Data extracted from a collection
[Start]

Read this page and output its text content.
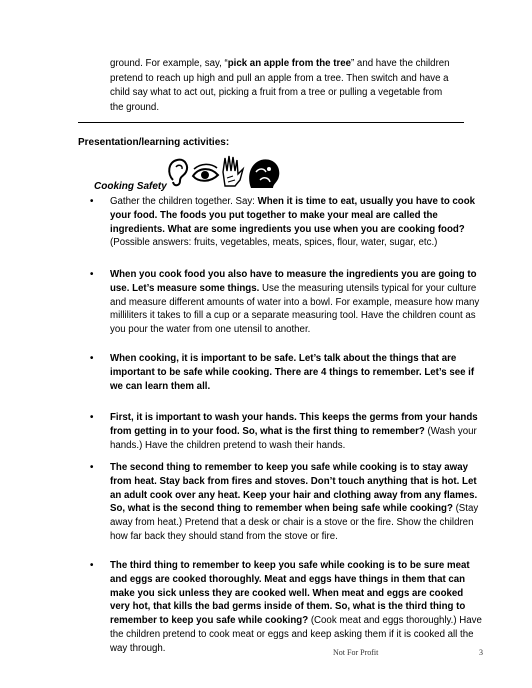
ground. For example, say, “pick an apple from the tree” and have the children pretend to reach up high and pull an apple from a tree. Then switch and have a child say what to act out, picking a fruit from a tree or pulling a vegetable from the ground.

Presentation/learning activities:

Cooking Safety

• Gather the children together. Say: When it is time to eat, usually you have to cook your food. The foods you put together to make your meal are called the ingredients. What are some ingredients you use when you are cooking food? (Possible answers: fruits, vegetables, meats, spices, flour, water, sugar, etc.)

• When you cook food you also have to measure the ingredients you are going to use. Let’s measure some things. Use the measuring utensils typical for your culture and measure different amounts of water into a bowl. For example, measure how many milliliters it takes to fill a cup or a separate measuring tool. Have the children count as you pour the water from one utensil to another.

• When cooking, it is important to be safe. Let’s talk about the things that are important to be safe while cooking. There are 4 things to remember. Let’s see if we can learn them all.

• First, it is important to wash your hands. This keeps the germs from your hands from getting in to your food. So, what is the first thing to remember? (Wash your hands.) Have the children pretend to wash their hands.

• The second thing to remember to keep you safe while cooking is to stay away from heat. Stay back from fires and stoves. Don’t touch anything that is hot. Let an adult cook over any heat. Keep your hair and clothing away from any flames. So, what is the second thing to remember when being safe while cooking? (Stay away from heat.) Pretend that a desk or chair is a stove or the fire. Show the children how far back they should stand from the stove or fire.

• The third thing to remember to keep you safe while cooking is to be sure meat and eggs are cooked thoroughly. Meat and eggs have things in them that can make you sick unless they are cooked well. When meat and eggs are cooked very hot, that kills the bad germs inside of them. So, what is the third thing to remember to keep you safe while cooking? (Cook meat and eggs thoroughly.) Have the children pretend to cook meat or eggs and keep asking them if it is cooked all the way through.	Not For Profit	3
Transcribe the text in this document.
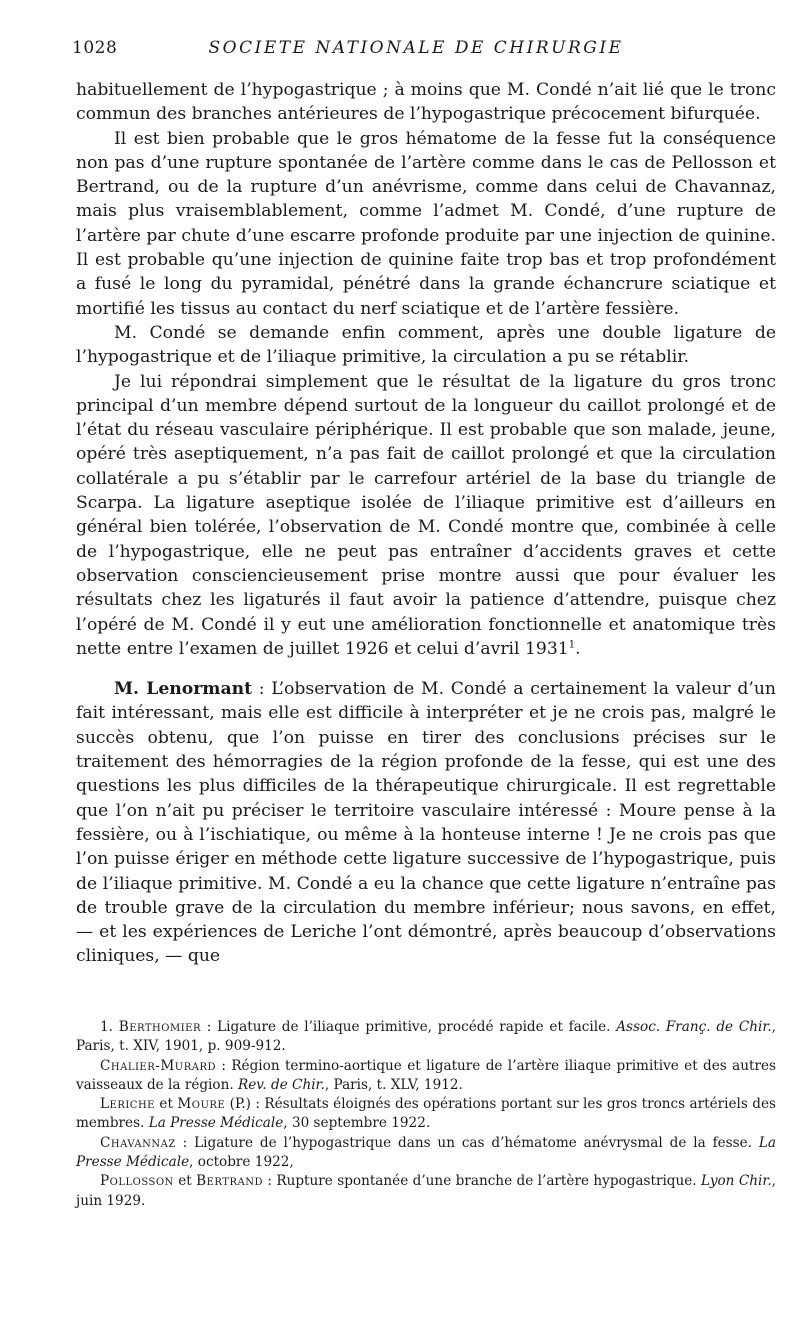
1028	SOCIETE NATIONALE DE CHIRURGIE

habituellement de l’hypogastrique ; à moins que M. Condé n’ait lié que le tronc commun des branches antérieures de l’hypogastrique précocement bifurquée.

Il est bien probable que le gros hématome de la fesse fut la conséquence non pas d’une rupture spontanée de l’artère comme dans le cas de Pellosson et Bertrand, ou de la rupture d’un anévrisme, comme dans celui de Chavannaz, mais plus vraisemblablement, comme l’admet M. Condé, d’une rupture de l’artère par chute d’une escarre profonde produite par une injection de quinine. Il est probable qu’une injection de quinine faite trop bas et trop profondément a fusé le long du pyramidal, pénétré dans la grande échancrure sciatique et mortifié les tissus au contact du nerf sciatique et de l’artère fessière.

M. Condé se demande enfin comment, après une double ligature de l’hypogastrique et de l’iliaque primitive, la circulation a pu se rétablir.

Je lui répondrai simplement que le résultat de la ligature du gros tronc principal d’un membre dépend surtout de la longueur du caillot prolongé et de l’état du réseau vasculaire périphérique. Il est probable que son malade, jeune, opéré très aseptiquement, n’a pas fait de caillot prolongé et que la circulation collatérale a pu s’établir par le carrefour artériel de la base du triangle de Scarpa. La ligature aseptique isolée de l’iliaque primitive est d’ailleurs en général bien tolérée, l’observation de M. Condé montre que, combinée à celle de l’hypogastrique, elle ne peut pas entraîner d’accidents graves et cette observation consciencieusement prise montre aussi que pour évaluer les résultats chez les ligaturés il faut avoir la patience d’attendre, puisque chez l’opéré de M. Condé il y eut une amélioration fonctionnelle et anatomique très nette entre l’examen de juillet 1926 et celui d’avril 1931$^1$.

M. Lenormant : L’observation de M. Condé a certainement la valeur d’un fait intéressant, mais elle est difficile à interpréter et je ne crois pas, malgré le succès obtenu, que l’on puisse en tirer des conclusions précises sur le traitement des hémorragies de la région profonde de la fesse, qui est une des questions les plus difficiles de la thérapeutique chirurgicale. Il est regrettable que l’on n’ait pu préciser le territoire vasculaire intéressé : Moure pense à la fessière, ou à l’ischiatique, ou même à la honteuse interne ! Je ne crois pas que l’on puisse ériger en méthode cette ligature successive de l’hypogastrique, puis de l’iliaque primitive. M. Condé a eu la chance que cette ligature n’entraîne pas de trouble grave de la circulation du membre inférieur; nous savons, en effet, — et les expériences de Leriche l’ont démontré, après beaucoup d’observations cliniques, — que

1. Berthomier : Ligature de l’iliaque primitive, procédé rapide et facile. Assoc. Franç. de Chir., Paris, t. XIV, 1901, p. 909-912.

Chalier-Murard : Région termino-aortique et ligature de l’artère iliaque primitive et des autres vaisseaux de la région. Rev. de Chir., Paris, t. XLV, 1912.

Leriche et Moure (P.) : Résultats éloignés des opérations portant sur les gros troncs artériels des membres. La Presse Médicale, 30 septembre 1922.

Chavannaz : Ligature de l’hypogastrique dans un cas d’hématome anévrysmal de la fesse. La Presse Médicale, octobre 1922,

Pollosson et Bertrand : Rupture spontanée d’une branche de l’artère hypogastrique. Lyon Chir., juin 1929.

[End]

**Exercise description**. Would you return the data exactly as written, without the pictures?

**Response to this task**.
Read this page and output its text content.
ground. For example, say, “pick an apple from the tree” and have the children pretend to reach up high and pull an apple from a tree. Then switch and have a child say what to act out, picking a fruit from a tree or pulling a vegetable from the ground.

Presentation/learning activities:

Cooking Safety

• Gather the children together. Say: When it is time to eat, usually you have to cook your food. The foods you put together to make your meal are called the ingredients. What are some ingredients you use when you are cooking food? (Possible answers: fruits, vegetables, meats, spices, flour, water, sugar, etc.)

• When you cook food you also have to measure the ingredients you are going to use. Let’s measure some things. Use the measuring utensils typical for your culture and measure different amounts of water into a bowl. For example, measure how many milliliters it takes to fill a cup or a separate measuring tool. Have the children count as you pour the water from one utensil to another.

• When cooking, it is important to be safe. Let’s talk about the things that are important to be safe while cooking. There are 4 things to remember. Let’s see if we can learn them all.

• First, it is important to wash your hands. This keeps the germs from your hands from getting in to your food. So, what is the first thing to remember? (Wash your hands.) Have the children pretend to wash their hands.

• The second thing to remember to keep you safe while cooking is to stay away from heat. Stay back from fires and stoves. Don’t touch anything that is hot. Let an adult cook over any heat. Keep your hair and clothing away from any flames. So, what is the second thing to remember when being safe while cooking? (Stay away from heat.) Pretend that a desk or chair is a stove or the fire. Show the children how far back they should stand from the stove or fire.

• The third thing to remember to keep you safe while cooking is to be sure meat and eggs are cooked thoroughly. Meat and eggs have things in them that can make you sick unless they are cooked well. When meat and eggs are cooked very hot, that kills the bad germs inside of them. So, what is the third thing to remember to keep you safe while cooking? (Cook meat and eggs thoroughly.) Have the children pretend to cook meat or eggs and keep asking them if it is cooked all the way through.	Not For Profit	3
Transcribe the text in this document.
1028	SOCIETE NATIONALE DE CHIRURGIE

habituellement de l’hypogastrique ; à moins que M. Condé n’ait lié que le tronc commun des branches antérieures de l’hypogastrique précocement bifurquée.

Il est bien probable que le gros hématome de la fesse fut la conséquence non pas d’une rupture spontanée de l’artère comme dans le cas de Pellosson et Bertrand, ou de la rupture d’un anévrisme, comme dans celui de Chavannaz, mais plus vraisemblablement, comme l’admet M. Condé, d’une rupture de l’artère par chute d’une escarre profonde produite par une injection de quinine. Il est probable qu’une injection de quinine faite trop bas et trop profondément a fusé le long du pyramidal, pénétré dans la grande échancrure sciatique et mortifié les tissus au contact du nerf sciatique et de l’artère fessière.

M. Condé se demande enfin comment, après une double ligature de l’hypogastrique et de l’iliaque primitive, la circulation a pu se rétablir.

Je lui répondrai simplement que le résultat de la ligature du gros tronc principal d’un membre dépend surtout de la longueur du caillot prolongé et de l’état du réseau vasculaire périphérique. Il est probable que son malade, jeune, opéré très aseptiquement, n’a pas fait de caillot prolongé et que la circulation collatérale a pu s’établir par le carrefour artériel de la base du triangle de Scarpa. La ligature aseptique isolée de l’iliaque primitive est d’ailleurs en général bien tolérée, l’observation de M. Condé montre que, combinée à celle de l’hypogastrique, elle ne peut pas entraîner d’accidents graves et cette observation consciencieusement prise montre aussi que pour évaluer les résultats chez les ligaturés il faut avoir la patience d’attendre, puisque chez l’opéré de M. Condé il y eut une amélioration fonctionnelle et anatomique très nette entre l’examen de juillet 1926 et celui d’avril 1931$^1$.

M. Lenormant : L’observation de M. Condé a certainement la valeur d’un fait intéressant, mais elle est difficile à interpréter et je ne crois pas, malgré le succès obtenu, que l’on puisse en tirer des conclusions précises sur le traitement des hémorragies de la région profonde de la fesse, qui est une des questions les plus difficiles de la thérapeutique chirurgicale. Il est regrettable que l’on n’ait pu préciser le territoire vasculaire intéressé : Moure pense à la fessière, ou à l’ischiatique, ou même à la honteuse interne ! Je ne crois pas que l’on puisse ériger en méthode cette ligature successive de l’hypogastrique, puis de l’iliaque primitive. M. Condé a eu la chance que cette ligature n’entraîne pas de trouble grave de la circulation du membre inférieur; nous savons, en effet, — et les expériences de Leriche l’ont démontré, après beaucoup d’observations cliniques, — que

1. Berthomier : Ligature de l’iliaque primitive, procédé rapide et facile. Assoc. Franç. de Chir., Paris, t. XIV, 1901, p. 909-912.

Chalier-Murard : Région termino-aortique et ligature de l’artère iliaque primitive et des autres vaisseaux de la région. Rev. de Chir., Paris, t. XLV, 1912.

Leriche et Moure (P.) : Résultats éloignés des opérations portant sur les gros troncs artériels des membres. La Presse Médicale, 30 septembre 1922.

Chavannaz : Ligature de l’hypogastrique dans un cas d’hématome anévrysmal de la fesse. La Presse Médicale, octobre 1922,

Pollosson et Bertrand : Rupture spontanée d’une branche de l’artère hypogastrique. Lyon Chir., juin 1929.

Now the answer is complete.